_GOAL_
Using the entries below, transcribe exactly the line containing "What does this" and each line that follows it to the end.

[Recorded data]
***
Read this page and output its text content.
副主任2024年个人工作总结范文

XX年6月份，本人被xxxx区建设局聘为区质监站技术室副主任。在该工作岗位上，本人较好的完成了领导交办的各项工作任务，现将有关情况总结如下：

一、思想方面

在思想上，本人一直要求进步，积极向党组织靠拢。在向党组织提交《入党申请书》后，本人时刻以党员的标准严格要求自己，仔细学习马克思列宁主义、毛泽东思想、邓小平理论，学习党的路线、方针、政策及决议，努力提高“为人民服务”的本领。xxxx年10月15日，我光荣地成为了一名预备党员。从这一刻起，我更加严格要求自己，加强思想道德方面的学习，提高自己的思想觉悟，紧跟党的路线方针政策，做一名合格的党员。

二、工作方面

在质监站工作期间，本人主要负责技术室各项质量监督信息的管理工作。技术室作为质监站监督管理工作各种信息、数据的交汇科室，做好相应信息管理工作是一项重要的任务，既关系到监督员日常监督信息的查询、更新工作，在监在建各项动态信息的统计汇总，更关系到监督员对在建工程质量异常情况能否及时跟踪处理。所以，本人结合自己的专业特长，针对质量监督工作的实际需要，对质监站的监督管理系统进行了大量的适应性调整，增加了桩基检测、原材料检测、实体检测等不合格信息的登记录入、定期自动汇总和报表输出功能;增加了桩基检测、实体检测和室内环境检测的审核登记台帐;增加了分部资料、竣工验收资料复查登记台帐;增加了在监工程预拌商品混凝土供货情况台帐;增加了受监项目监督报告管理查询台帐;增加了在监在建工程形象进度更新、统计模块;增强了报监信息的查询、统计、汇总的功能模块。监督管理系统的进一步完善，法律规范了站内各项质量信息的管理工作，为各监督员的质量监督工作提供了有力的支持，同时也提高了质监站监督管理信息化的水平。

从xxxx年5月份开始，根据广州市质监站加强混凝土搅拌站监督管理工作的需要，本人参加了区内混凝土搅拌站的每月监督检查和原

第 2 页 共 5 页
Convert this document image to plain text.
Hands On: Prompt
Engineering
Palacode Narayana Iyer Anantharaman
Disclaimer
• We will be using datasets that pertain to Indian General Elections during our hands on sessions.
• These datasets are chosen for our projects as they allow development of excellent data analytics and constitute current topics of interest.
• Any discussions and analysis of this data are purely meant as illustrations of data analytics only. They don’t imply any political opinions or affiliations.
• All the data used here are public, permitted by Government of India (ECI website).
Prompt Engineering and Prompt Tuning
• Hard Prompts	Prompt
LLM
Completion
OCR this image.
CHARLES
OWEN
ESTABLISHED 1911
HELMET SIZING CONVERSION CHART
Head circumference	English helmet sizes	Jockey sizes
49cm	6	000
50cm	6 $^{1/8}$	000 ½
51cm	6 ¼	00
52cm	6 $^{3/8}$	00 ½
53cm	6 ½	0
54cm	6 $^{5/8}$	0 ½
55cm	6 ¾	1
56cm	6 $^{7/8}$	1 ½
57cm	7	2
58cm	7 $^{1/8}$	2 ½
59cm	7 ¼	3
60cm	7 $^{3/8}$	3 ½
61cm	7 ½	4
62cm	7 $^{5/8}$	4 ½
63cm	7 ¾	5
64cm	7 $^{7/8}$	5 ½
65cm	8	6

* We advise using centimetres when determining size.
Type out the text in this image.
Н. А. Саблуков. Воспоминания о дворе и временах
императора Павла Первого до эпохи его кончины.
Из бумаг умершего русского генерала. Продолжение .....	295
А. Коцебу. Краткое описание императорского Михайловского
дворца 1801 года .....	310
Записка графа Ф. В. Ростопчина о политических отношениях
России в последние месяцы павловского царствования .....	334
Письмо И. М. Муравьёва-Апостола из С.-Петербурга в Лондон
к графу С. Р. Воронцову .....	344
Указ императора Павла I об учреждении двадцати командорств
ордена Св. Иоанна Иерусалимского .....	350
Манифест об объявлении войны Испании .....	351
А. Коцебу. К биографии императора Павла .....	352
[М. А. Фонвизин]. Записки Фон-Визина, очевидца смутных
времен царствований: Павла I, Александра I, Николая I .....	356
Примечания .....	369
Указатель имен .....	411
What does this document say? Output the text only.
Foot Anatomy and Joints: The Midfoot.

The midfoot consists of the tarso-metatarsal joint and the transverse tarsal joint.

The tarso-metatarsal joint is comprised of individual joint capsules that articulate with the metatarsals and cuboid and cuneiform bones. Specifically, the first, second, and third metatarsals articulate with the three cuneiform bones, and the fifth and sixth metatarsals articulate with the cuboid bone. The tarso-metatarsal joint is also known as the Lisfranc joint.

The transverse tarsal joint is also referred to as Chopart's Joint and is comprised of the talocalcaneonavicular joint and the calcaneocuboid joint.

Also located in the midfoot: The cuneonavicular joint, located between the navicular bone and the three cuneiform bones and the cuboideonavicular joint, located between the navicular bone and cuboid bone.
***
_TASK OUTPUT_
What does this document say? Output the text only.
Foot Anatomy and Joints: The Midfoot.

The midfoot consists of the tarso-metatarsal joint and the transverse tarsal joint.

The tarso-metatarsal joint is comprised of individual joint capsules that articulate with the metatarsals and cuboid and cuneiform bones. Specifically, the first, second, and third metatarsals articulate with the three cuneiform bones, and the fifth and sixth metatarsals articulate with the cuboid bone. The tarso-metatarsal joint is also known as the Lisfranc joint.

The transverse tarsal joint is also referred to as Chopart's Joint and is comprised of the talocalcaneonavicular joint and the calcaneocuboid joint.

Also located in the midfoot: The cuneonavicular joint, located between the navicular bone and the three cuneiform bones and the cuboideonavicular joint, located between the navicular bone and cuboid bone.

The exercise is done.